(Dataset entries on figures)
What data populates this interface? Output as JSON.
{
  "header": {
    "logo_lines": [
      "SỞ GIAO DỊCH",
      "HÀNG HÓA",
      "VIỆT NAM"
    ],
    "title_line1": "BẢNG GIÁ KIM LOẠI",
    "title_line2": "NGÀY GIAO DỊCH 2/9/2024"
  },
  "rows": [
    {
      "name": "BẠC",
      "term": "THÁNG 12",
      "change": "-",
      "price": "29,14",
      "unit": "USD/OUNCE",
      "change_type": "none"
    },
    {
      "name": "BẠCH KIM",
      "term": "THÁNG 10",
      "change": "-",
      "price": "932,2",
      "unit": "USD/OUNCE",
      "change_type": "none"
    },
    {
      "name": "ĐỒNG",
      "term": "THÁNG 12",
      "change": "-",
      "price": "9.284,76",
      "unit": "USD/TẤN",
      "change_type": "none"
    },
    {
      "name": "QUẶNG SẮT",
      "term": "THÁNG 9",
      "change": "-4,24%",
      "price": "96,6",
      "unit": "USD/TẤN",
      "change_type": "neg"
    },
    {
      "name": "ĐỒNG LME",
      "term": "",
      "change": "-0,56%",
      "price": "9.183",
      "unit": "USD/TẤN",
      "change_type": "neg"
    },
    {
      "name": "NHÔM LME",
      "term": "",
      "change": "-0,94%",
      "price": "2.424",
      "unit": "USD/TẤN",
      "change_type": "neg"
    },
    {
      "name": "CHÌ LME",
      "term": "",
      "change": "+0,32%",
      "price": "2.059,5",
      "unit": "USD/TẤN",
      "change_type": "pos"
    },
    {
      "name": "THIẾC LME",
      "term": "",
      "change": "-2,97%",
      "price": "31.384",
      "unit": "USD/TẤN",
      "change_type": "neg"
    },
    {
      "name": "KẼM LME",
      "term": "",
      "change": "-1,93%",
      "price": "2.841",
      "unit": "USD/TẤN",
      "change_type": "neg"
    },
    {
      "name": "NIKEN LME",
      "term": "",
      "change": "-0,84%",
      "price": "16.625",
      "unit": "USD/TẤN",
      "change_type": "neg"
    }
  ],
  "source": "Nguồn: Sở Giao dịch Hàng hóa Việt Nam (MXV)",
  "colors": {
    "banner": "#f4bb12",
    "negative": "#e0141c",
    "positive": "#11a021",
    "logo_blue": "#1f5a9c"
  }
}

▶ [Written request]
Look for lines containing the string "THÁNG" and copy them all.

▶ [Finished task]
      "term": "THÁNG 12",
      "term": "THÁNG 10",
      "term": "THÁNG 12",
      "term": "THÁNG 9",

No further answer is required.